Reproduce the records exactly.

Collected data entries:
— Start —
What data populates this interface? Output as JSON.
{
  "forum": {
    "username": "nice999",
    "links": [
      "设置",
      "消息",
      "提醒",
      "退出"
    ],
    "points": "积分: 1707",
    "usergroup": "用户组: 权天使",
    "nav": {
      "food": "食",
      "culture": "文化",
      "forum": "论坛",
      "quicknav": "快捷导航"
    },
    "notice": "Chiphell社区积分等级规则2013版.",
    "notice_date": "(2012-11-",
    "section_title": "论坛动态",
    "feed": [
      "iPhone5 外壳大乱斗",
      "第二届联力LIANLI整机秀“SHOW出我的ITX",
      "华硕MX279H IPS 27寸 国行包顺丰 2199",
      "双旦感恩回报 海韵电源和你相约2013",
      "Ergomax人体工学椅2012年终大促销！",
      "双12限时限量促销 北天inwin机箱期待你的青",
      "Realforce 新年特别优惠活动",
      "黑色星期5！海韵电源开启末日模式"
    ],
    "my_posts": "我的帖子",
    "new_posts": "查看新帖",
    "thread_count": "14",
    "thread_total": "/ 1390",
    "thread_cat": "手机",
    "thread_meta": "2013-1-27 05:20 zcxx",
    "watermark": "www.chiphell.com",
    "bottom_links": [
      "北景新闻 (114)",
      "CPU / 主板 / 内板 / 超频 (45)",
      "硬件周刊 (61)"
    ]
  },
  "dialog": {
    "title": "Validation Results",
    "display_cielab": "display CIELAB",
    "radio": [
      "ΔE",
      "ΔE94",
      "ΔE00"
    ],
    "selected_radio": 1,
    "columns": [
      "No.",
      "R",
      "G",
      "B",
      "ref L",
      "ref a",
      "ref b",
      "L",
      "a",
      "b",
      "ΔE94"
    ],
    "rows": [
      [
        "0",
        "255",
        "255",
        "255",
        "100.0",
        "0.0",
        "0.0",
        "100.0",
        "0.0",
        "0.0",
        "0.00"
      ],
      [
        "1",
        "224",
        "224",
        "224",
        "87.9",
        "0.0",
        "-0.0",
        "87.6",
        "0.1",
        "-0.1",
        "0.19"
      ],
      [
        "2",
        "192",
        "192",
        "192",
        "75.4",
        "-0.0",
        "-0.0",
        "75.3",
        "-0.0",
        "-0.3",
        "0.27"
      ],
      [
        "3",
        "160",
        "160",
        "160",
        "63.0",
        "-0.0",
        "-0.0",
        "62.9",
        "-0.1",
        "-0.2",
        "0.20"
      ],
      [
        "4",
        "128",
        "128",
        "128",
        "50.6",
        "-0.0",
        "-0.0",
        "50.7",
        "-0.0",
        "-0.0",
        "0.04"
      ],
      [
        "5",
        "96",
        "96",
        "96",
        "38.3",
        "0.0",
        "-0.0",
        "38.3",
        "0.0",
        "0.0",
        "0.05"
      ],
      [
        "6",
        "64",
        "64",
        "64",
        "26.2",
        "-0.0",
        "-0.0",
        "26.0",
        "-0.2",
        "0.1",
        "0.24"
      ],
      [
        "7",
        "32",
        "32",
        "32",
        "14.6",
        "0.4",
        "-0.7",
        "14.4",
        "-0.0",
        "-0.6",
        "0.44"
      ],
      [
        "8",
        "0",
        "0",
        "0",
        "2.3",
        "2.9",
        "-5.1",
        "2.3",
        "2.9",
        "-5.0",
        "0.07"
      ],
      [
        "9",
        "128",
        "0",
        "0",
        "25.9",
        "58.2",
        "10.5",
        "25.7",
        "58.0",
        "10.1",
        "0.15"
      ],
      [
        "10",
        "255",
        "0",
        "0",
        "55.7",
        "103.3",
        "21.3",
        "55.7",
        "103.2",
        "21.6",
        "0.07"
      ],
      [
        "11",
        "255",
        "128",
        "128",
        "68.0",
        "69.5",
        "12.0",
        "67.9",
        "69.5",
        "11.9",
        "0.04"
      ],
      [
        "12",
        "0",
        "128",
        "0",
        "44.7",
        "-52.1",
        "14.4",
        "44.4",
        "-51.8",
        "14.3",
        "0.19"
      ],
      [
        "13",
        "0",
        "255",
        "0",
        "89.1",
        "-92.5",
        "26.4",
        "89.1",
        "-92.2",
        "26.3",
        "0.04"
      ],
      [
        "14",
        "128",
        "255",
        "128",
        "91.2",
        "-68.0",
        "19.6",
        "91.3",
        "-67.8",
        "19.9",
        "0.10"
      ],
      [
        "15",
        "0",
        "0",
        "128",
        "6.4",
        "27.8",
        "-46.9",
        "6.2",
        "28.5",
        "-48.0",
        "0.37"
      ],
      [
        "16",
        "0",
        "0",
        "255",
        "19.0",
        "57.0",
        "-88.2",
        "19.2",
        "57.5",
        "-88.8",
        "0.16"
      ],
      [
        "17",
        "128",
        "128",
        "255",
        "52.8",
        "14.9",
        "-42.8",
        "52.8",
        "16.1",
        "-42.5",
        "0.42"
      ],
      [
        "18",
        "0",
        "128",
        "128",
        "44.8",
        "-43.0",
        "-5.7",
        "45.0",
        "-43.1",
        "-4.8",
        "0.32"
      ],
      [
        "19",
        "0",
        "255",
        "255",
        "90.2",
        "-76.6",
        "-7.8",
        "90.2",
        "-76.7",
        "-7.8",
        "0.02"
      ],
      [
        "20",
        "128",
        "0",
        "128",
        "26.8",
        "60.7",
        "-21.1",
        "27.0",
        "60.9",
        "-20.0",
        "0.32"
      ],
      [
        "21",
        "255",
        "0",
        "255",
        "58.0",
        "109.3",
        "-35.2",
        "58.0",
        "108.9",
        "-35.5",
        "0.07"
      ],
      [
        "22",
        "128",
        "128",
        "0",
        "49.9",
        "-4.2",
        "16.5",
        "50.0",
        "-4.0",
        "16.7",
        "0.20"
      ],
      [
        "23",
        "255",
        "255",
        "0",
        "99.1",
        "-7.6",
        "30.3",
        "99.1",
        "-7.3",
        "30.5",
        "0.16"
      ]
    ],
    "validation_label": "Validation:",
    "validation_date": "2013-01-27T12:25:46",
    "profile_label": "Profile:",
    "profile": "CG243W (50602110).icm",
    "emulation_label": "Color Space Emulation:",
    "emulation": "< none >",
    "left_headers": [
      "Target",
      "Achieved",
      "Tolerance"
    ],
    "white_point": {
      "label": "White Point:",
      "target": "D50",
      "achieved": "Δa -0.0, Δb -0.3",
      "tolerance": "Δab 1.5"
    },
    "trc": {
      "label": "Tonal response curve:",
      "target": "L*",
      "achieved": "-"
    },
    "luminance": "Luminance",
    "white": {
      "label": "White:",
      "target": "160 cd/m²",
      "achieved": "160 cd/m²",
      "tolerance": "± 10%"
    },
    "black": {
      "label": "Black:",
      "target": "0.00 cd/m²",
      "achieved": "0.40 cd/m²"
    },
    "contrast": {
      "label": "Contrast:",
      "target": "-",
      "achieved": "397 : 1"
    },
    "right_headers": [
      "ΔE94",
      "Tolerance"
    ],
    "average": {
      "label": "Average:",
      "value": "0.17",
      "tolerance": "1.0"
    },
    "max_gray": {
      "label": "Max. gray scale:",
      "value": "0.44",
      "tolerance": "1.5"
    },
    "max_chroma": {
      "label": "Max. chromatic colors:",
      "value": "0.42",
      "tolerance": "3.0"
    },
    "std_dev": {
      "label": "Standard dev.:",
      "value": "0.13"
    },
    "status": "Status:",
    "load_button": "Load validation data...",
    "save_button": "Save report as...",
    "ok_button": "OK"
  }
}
— End —
• **Exercise response**:
What data populates this interface? Output as JSON.
{
  "forum": {
    "username": "nice999",
    "links": [
      "设置",
      "消息",
      "提醒",
      "退出"
    ],
    "points": "积分: 1707",
    "usergroup": "用户组: 权天使",
    "nav": {
      "food": "食",
      "culture": "文化",
      "forum": "论坛",
      "quicknav": "快捷导航"
    },
    "notice": "Chiphell社区积分等级规则2013版.",
    "notice_date": "(2012-11-",
    "section_title": "论坛动态",
    "feed": [
      "iPhone5 外壳大乱斗",
      "第二届联力LIANLI整机秀“SHOW出我的ITX",
      "华硕MX279H IPS 27寸 国行包顺丰 2199",
      "双旦感恩回报 海韵电源和你相约2013",
      "Ergomax人体工学椅2012年终大促销！",
      "双12限时限量促销 北天inwin机箱期待你的青",
      "Realforce 新年特别优惠活动",
      "黑色星期5！海韵电源开启末日模式"
    ],
    "my_posts": "我的帖子",
    "new_posts": "查看新帖",
    "thread_count": "14",
    "thread_total": "/ 1390",
    "thread_cat": "手机",
    "thread_meta": "2013-1-27 05:20 zcxx",
    "watermark": "www.chiphell.com",
    "bottom_links": [
      "北景新闻 (114)",
      "CPU / 主板 / 内板 / 超频 (45)",
      "硬件周刊 (61)"
    ]
  },
  "dialog": {
    "title": "Validation Results",
    "display_cielab": "display CIELAB",
    "radio": [
      "ΔE",
      "ΔE94",
      "ΔE00"
    ],
    "selected_radio": 1,
    "columns": [
      "No.",
      "R",
      "G",
      "B",
      "ref L",
      "ref a",
      "ref b",
      "L",
      "a",
      "b",
      "ΔE94"
    ],
    "rows": [
      [
        "0",
        "255",
        "255",
        "255",
        "100.0",
        "0.0",
        "0.0",
        "100.0",
        "0.0",
        "0.0",
        "0.00"
      ],
      [
        "1",
        "224",
        "224",
        "224",
        "87.9",
        "0.0",
        "-0.0",
        "87.6",
        "0.1",
        "-0.1",
        "0.19"
      ],
      [
        "2",
        "192",
        "192",
        "192",
        "75.4",
        "-0.0",
        "-0.0",
        "75.3",
        "-0.0",
        "-0.3",
        "0.27"
      ],
      [
        "3",
        "160",
        "160",
        "160",
        "63.0",
        "-0.0",
        "-0.0",
        "62.9",
        "-0.1",
        "-0.2",
        "0.20"
      ],
      [
        "4",
        "128",
        "128",
        "128",
        "50.6",
        "-0.0",
        "-0.0",
        "50.7",
        "-0.0",
        "-0.0",
        "0.04"
      ],
      [
        "5",
        "96",
        "96",
        "96",
        "38.3",
        "0.0",
        "-0.0",
        "38.3",
        "0.0",
        "0.0",
        "0.05"
      ],
      [
        "6",
        "64",
        "64",
        "64",
        "26.2",
        "-0.0",
        "-0.0",
        "26.0",
        "-0.2",
        "0.1",
        "0.24"
      ],
      [
        "7",
        "32",
        "32",
        "32",
        "14.6",
        "0.4",
        "-0.7",
        "14.4",
        "-0.0",
        "-0.6",
        "0.44"
      ],
      [
        "8",
        "0",
        "0",
        "0",
        "2.3",
        "2.9",
        "-5.1",
        "2.3",
        "2.9",
        "-5.0",
        "0.07"
      ],
      [
        "9",
        "128",
        "0",
        "0",
        "25.9",
        "58.2",
        "10.5",
        "25.7",
        "58.0",
        "10.1",
        "0.15"
      ],
      [
        "10",
        "255",
        "0",
        "0",
        "55.7",
        "103.3",
        "21.3",
        "55.7",
        "103.2",
        "21.6",
        "0.07"
      ],
      [
        "11",
        "255",
        "128",
        "128",
        "68.0",
        "69.5",
        "12.0",
        "67.9",
        "69.5",
        "11.9",
        "0.04"
      ],
      [
        "12",
        "0",
        "128",
        "0",
        "44.7",
        "-52.1",
        "14.4",
        "44.4",
        "-51.8",
        "14.3",
        "0.19"
      ],
      [
        "13",
        "0",
        "255",
        "0",
        "89.1",
        "-92.5",
        "26.4",
        "89.1",
        "-92.2",
        "26.3",
        "0.04"
      ],
      [
        "14",
        "128",
        "255",
        "128",
        "91.2",
        "-68.0",
        "19.6",
        "91.3",
        "-67.8",
        "19.9",
        "0.10"
      ],
      [
        "15",
        "0",
        "0",
        "128",
        "6.4",
        "27.8",
        "-46.9",
        "6.2",
        "28.5",
        "-48.0",
        "0.37"
      ],
      [
        "16",
        "0",
        "0",
        "255",
        "19.0",
        "57.0",
        "-88.2",
        "19.2",
        "57.5",
        "-88.8",
        "0.16"
      ],
      [
        "17",
        "128",
        "128",
        "255",
        "52.8",
        "14.9",
        "-42.8",
        "52.8",
        "16.1",
        "-42.5",
        "0.42"
      ],
      [
        "18",
        "0",
        "128",
        "128",
        "44.8",
        "-43.0",
        "-5.7",
        "45.0",
        "-43.1",
        "-4.8",
        "0.32"
      ],
      [
        "19",
        "0",
        "255",
        "255",
        "90.2",
        "-76.6",
        "-7.8",
        "90.2",
        "-76.7",
        "-7.8",
        "0.02"
      ],
      [
        "20",
        "128",
        "0",
        "128",
        "26.8",
        "60.7",
        "-21.1",
        "27.0",
        "60.9",
        "-20.0",
        "0.32"
      ],
      [
        "21",
        "255",
        "0",
        "255",
        "58.0",
        "109.3",
        "-35.2",
        "58.0",
        "108.9",
        "-35.5",
        "0.07"
      ],
      [
        "22",
        "128",
        "128",
        "0",
        "49.9",
        "-4.2",
        "16.5",
        "50.0",
        "-4.0",
        "16.7",
        "0.20"
      ],
      [
        "23",
        "255",
        "255",
        "0",
        "99.1",
        "-7.6",
        "30.3",
        "99.1",
        "-7.3",
        "30.5",
        "0.16"
      ]
    ],
    "validation_label": "Validation:",
    "validation_date": "2013-01-27T12:25:46",
    "profile_label": "Profile:",
    "profile": "CG243W (50602110).icm",
    "emulation_label": "Color Space Emulation:",
    "emulation": "< none >",
    "left_headers": [
      "Target",
      "Achieved",
      "Tolerance"
    ],
    "white_point": {
      "label": "White Point:",
      "target": "D50",
      "achieved": "Δa -0.0, Δb -0.3",
      "tolerance": "Δab 1.5"
    },
    "trc": {
      "label": "Tonal response curve:",
      "target": "L*",
      "achieved": "-"
    },
    "luminance": "Luminance",
    "white": {
      "label": "White:",
      "target": "160 cd/m²",
      "achieved": "160 cd/m²",
      "tolerance": "± 10%"
    },
    "black": {
      "label": "Black:",
      "target": "0.00 cd/m²",
      "achieved": "0.40 cd/m²"
    },
    "contrast": {
      "label": "Contrast:",
      "target": "-",
      "achieved": "397 : 1"
    },
    "right_headers": [
      "ΔE94",
      "Tolerance"
    ],
    "average": {
      "label": "Average:",
      "value": "0.17",
      "tolerance": "1.0"
    },
    "max_gray": {
      "label": "Max. gray scale:",
      "value": "0.44",
      "tolerance": "1.5"
    },
    "max_chroma": {
      "label": "Max. chromatic colors:",
      "value": "0.42",
      "tolerance": "3.0"
    },
    "std_dev": {
      "label": "Standard dev.:",
      "value": "0.13"
    },
    "status": "Status:",
    "load_button": "Load validation data...",
    "save_button": "Save report as...",
    "ok_button": "OK"
  }
}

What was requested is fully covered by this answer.